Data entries
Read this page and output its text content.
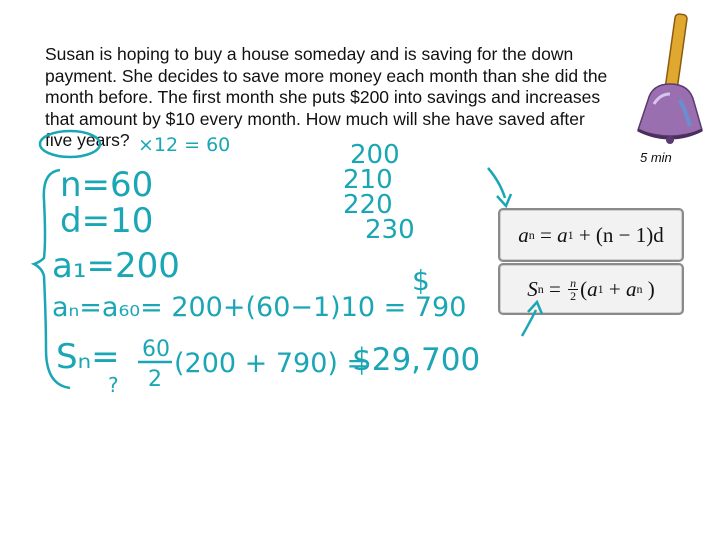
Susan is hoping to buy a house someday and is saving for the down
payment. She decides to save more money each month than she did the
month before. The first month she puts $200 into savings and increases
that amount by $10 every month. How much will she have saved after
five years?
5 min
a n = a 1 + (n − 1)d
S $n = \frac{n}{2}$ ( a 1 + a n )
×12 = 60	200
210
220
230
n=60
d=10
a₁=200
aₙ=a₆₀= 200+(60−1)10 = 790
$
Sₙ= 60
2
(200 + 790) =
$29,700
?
--
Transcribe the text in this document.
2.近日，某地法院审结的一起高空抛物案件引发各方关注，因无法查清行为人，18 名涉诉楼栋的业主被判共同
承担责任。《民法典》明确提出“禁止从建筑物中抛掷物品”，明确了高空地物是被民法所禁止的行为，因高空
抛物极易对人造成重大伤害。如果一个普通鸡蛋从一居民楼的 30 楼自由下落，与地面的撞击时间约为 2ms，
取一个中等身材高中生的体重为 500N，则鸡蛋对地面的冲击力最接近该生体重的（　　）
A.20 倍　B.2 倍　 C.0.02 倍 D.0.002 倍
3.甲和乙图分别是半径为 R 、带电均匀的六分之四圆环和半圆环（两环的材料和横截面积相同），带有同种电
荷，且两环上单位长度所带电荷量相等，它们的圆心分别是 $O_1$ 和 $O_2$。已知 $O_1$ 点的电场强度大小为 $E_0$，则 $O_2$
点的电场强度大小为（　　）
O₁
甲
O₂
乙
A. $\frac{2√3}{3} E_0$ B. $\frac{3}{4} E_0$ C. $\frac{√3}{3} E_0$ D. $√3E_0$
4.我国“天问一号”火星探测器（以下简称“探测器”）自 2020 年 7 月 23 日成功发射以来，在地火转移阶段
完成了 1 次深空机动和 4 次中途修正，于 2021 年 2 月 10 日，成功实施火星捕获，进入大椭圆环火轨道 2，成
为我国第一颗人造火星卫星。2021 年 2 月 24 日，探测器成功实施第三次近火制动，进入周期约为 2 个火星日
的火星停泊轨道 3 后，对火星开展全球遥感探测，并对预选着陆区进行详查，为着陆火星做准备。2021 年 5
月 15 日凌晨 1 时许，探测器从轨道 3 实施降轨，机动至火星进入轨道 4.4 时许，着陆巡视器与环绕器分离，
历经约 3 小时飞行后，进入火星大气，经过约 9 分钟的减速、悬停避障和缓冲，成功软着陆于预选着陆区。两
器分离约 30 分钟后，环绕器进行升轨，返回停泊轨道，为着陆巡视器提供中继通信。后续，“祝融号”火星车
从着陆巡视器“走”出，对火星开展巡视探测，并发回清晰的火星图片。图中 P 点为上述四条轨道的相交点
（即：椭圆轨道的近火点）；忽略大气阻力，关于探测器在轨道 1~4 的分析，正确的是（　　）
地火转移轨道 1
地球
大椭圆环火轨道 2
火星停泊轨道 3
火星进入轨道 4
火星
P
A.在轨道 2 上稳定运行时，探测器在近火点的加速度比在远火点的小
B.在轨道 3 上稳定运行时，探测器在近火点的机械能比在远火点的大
* * *
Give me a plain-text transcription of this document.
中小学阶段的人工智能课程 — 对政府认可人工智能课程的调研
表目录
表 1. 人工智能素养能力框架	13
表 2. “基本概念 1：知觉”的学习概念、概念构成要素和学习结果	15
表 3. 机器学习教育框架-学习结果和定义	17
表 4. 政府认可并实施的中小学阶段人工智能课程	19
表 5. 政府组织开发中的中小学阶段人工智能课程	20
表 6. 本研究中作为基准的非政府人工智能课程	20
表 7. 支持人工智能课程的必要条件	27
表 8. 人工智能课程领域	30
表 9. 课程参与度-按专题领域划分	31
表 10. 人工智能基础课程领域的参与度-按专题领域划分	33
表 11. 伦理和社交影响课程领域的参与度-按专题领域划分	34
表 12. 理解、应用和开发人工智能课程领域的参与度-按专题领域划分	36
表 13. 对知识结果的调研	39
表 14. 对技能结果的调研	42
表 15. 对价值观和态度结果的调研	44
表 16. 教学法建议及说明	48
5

WHAT TO PRODUCE: Copy each line holding the word "上稳定运行时" from the listing above.

TASK RESULT:
A.在轨道 2 上稳定运行时，探测器在近火点的加速度比在远火点的小
B.在轨道 3 上稳定运行时，探测器在近火点的机械能比在远火点的大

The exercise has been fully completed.